• [What to work on]
Give the count of lines containing the string "Light", with no other output.

• [Data lines]
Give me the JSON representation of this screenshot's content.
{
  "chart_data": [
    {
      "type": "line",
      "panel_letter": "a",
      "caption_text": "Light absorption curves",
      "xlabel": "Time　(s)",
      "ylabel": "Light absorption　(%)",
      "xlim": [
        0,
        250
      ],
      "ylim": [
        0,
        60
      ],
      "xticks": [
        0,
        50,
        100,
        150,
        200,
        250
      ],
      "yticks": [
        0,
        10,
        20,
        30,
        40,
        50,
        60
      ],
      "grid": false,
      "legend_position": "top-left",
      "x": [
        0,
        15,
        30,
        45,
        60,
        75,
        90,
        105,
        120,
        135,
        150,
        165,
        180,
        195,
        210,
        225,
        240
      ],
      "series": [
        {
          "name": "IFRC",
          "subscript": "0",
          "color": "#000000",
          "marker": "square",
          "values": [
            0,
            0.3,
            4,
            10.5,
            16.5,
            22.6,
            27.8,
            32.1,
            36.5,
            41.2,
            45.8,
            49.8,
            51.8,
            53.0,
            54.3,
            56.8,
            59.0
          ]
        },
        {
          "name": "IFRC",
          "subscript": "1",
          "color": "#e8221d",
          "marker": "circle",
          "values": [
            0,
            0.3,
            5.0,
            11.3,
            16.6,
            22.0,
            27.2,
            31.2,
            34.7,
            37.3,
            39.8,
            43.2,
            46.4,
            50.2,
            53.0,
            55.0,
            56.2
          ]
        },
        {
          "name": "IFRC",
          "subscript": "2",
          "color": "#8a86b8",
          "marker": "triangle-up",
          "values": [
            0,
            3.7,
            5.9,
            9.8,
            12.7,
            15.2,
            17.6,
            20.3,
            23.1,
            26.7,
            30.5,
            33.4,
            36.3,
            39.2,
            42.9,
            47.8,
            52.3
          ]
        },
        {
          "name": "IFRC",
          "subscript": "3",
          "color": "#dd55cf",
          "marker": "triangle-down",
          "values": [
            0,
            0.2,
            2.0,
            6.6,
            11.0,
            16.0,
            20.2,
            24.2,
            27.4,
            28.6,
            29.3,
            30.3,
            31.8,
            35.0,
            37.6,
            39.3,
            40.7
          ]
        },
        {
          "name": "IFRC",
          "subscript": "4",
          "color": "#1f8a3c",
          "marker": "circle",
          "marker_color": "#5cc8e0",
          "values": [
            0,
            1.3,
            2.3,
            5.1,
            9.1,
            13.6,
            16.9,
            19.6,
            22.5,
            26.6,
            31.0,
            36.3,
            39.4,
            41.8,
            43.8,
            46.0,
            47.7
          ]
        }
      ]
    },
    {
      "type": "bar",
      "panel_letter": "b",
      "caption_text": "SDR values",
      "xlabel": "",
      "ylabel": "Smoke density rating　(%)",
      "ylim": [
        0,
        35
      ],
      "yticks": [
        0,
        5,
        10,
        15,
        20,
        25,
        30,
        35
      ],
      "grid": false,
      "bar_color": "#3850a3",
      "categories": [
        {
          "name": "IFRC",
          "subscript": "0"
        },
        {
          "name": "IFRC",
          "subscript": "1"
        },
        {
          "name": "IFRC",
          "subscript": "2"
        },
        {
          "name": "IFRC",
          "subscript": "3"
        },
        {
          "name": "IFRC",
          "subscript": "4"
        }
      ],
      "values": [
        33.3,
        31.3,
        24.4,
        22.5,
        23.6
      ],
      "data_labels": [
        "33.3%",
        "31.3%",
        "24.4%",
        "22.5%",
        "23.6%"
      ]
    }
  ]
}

• [Result]
2